● Given information:
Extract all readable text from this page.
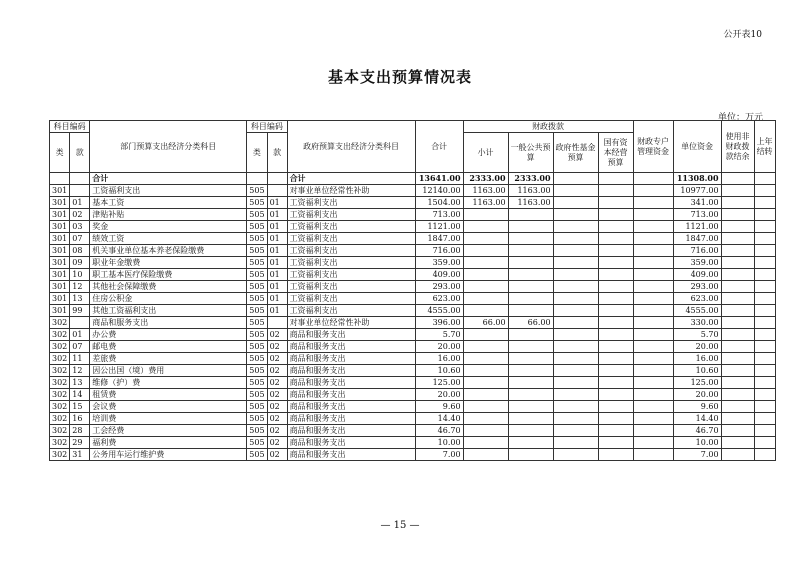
公开表10
基本支出预算情况表
单位：万元
科目编码		部门预算支出经济分类科目	科目编码		政府预算支出经济分类科目	合计	财政拨款				财政专户管理资金	单位资金	使用非财政拨款结余	上年结转
类	款		类	款			小计	一般公共预算	政府性基金预算	国有资本经营预算				
		合计			合计	13641.00	2333.00	2333.00				11308.00		
301		工资福利支出	505		对事业单位经常性补助	12140.00	1163.00	1163.00				10977.00		
301	01	基本工资	505	01	工资福利支出	1504.00	1163.00	1163.00				341.00		
301	02	津贴补贴	505	01	工资福利支出	713.00						713.00		
301	03	奖金	505	01	工资福利支出	1121.00						1121.00		
301	07	绩效工资	505	01	工资福利支出	1847.00						1847.00		
301	08	机关事业单位基本养老保险缴费	505	01	工资福利支出	716.00						716.00		
301	09	职业年金缴费	505	01	工资福利支出	359.00						359.00		
301	10	职工基本医疗保险缴费	505	01	工资福利支出	409.00						409.00		
301	12	其他社会保障缴费	505	01	工资福利支出	293.00						293.00		
301	13	住房公积金	505	01	工资福利支出	623.00						623.00		
301	99	其他工资福利支出	505	01	工资福利支出	4555.00						4555.00		
302		商品和服务支出	505		对事业单位经常性补助	396.00	66.00	66.00				330.00		
302	01	办公费	505	02	商品和服务支出	5.70						5.70		
302	07	邮电费	505	02	商品和服务支出	20.00						20.00		
302	11	差旅费	505	02	商品和服务支出	16.00						16.00		
302	12	因公出国（境）费用	505	02	商品和服务支出	10.60						10.60		
302	13	维修（护）费	505	02	商品和服务支出	125.00						125.00		
302	14	租赁费	505	02	商品和服务支出	20.00						20.00		
302	15	会议费	505	02	商品和服务支出	9.60						9.60		
302	16	培训费	505	02	商品和服务支出	14.40						14.40		
302	28	工会经费	505	02	商品和服务支出	46.70						46.70		
302	29	福利费	505	02	商品和服务支出	10.00						10.00		
302	31	公务用车运行维护费	505	02	商品和服务支出	7.00						7.00		
— 15 —
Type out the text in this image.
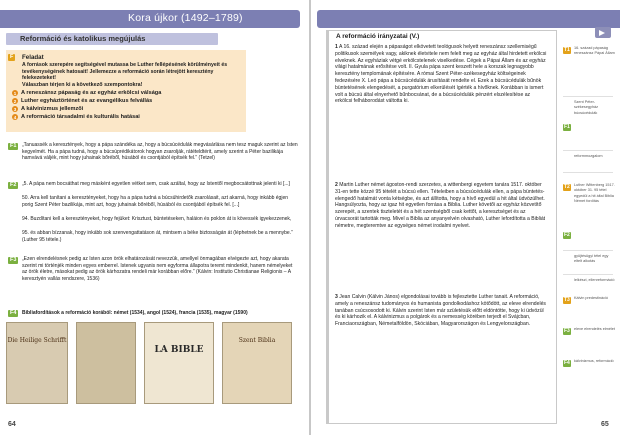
Kora újkor (1492–1789)
Reformáció és katolikus megújulás
F	Feladat
A források szerepére segítségével mutassa be Luther fellépésének körülményeit és tevékenységének hatosait! Jellemezze a reformáció során létrejött keresztény felekezeteket!
Válaszban térjen ki a következő szempontokra!
1 A reneszánsz pápaság és az egyház erkölcsi válsága
2 Luther egyháztörténet és az evangélikus felvállás
3 A kálvinizmus jellemzői
4 A reformáció társadalmi és kulturális hatásai
F1	„Tanuassék a keresztények, hogy a pápa szándéka az, hogy a búcsúcédulák megvásárlása nem tesz maguk szerint az Isten kegyelmét. Ha a pápa tudná, hogy a búcsúprédikátorok hogyan zsarolják, rátételdtérit, amely szerint a Péter bazilikája hamvává váljék, mint hogy juhainak bőréből, húsából és csontjából építsék fel.” (Tetzel)
F2	„5. A pápa nem bocsáthat meg másként egyetlen vétket sem, csak azáltal, hogy az Istentől megbocsátottnak jelenti ki [...]
50. Arra kell tanítani a keresztényeket, hogy ha a pápa tudná a búcsúhirdetők zsarolásait, azt akarná, hogy inkább égjen porig Szent Péter bazilikája, mint azt, hogy juhainak bőréből, húsából és csontjából építsék fel. [...]
94. Buzdítani kell a keresztényeket, hogy fejüket: Krisztust, büntetéseken, haláion és poklon át is kövessék igyekezzenek,
95. és abban bízzanak, hogy inkább sok szenvengattatáson át, mintsem a béke biztosságán át (léphetnek be a mennybe.” (Luther 95 tétele.)
F3	„Ezen elrendelésnek pedig az Isten azon örök elhatározását nevezzük, amellyel önmagában elvégezte azt, hogy akarata szerint mi történjék minden egyes emberrel. Istenek ugyanis nem egyforma állapotra teremt mindenkit, hanem némelyeket az örök életre, másokat pedig az örök kárhozatra rendeli már korábban előre.” (Kálvin: Institutio Christianae Religionis – A keresztyén vallás rendszere, 1536)
F4	Bibliafordítások a reformáció korából: német (1534), angol (1524), francia (1535), magyar (1590)
Die Heilige Schrifft
LA BIBLE
Szent Biblia
64
A reformáció irányzatai (V.)
1 A 16. század elején a pápaságot elkövetett teológusok helyett reneszánsz szellemiségű politikusok személyek vagy, akiknek életvitele nem felelt meg az egyház által hirdetett erkölcsi elveknek. Az egyháziak vétgé erkölcstelenek viselkedése. Cégek a Pápai Állam és az egyház világi hatalmának erősítése volt. II. Gyula pápa szent keszett hele a korszak legnagyobb keresztény templomának építésére. A római Szent Péter-székesegyház költségeinek fedezésére X. Leó pápa a búcsúcédulák árusítását rendelte el. Ezek a búcsúcédulák bűnök büntetésének elengedését, a purgatórium elkerülését ígérték a hívőknek. Korábban is ismert volt a búcsú által elnyerhető bűnbocsánat, de a búcsúcédulák pénzért elszélesítése az erkölcsi felháborodást váltotta ki.
2 Martin Luther német ágoston-rendi szerzetes, a wittenbergi egyetem tanára 1517. október 31-en tette közzé 95 tételét a búcsú ellen. Tételeiben a búcsúcédulák ellen, a pápa büntetés-elengedő hatalmát vonta kétségbe, és azt állította, hogy a hívő egyedül a hit által üdvözülhet. Hangsúlyozta, hogy az igaz hit egyetlen forrása a Biblia. Luther követői az egyház közvetítő szerepét, a szentek tiszteletét és a hét szentségből csak kettőt, a keresztséget és az úrvacsorát tartották meg. Mivel a Biblia az anyanyelvén olvasható, Luther lefordította a Bibliát németre, megteremtve az egységes német irodalmi nyelvet.
3 Jean Calvin (Kálvin János) elgondolásai tovább is fejlesztette Luther tanait. A reformáció, amely a reneszánsz tudományos és humanista gondolkodáshoz kötődött, az eleve elrendelés tanában csúcsosodott ki. Kálvin szerint Isten már születésük előtt eldöntötte, hogy ki üdvözül és ki kárhozik el. A kálvinizmus a polgárok és a nemesség körében terjedt el Svájcban, Franciaországban, Németalföldön, Skóciában, Magyarországon és Lengyelországban.
T1 16. század pápaság reneszánsz Pápai Állam
Szent Péter-székesegyház búcsúcédulák
F1
reformmozgalom
T2 Luther Wittenberg 1517. október 31. 95 tétel egyedül a hit által Biblia Német fordítás
F2
gyüjtésügyi tétel egy eltelt alkotás
lelkészi, ellenreformáció
T3 Kálvin predestináció
F3 eleve elrendelés elmélet
F4 kálvinizmus, reformáció
65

● Request:
Work out how many lines of the data above contain the string "this" and give the number alone.

● Full answer:
2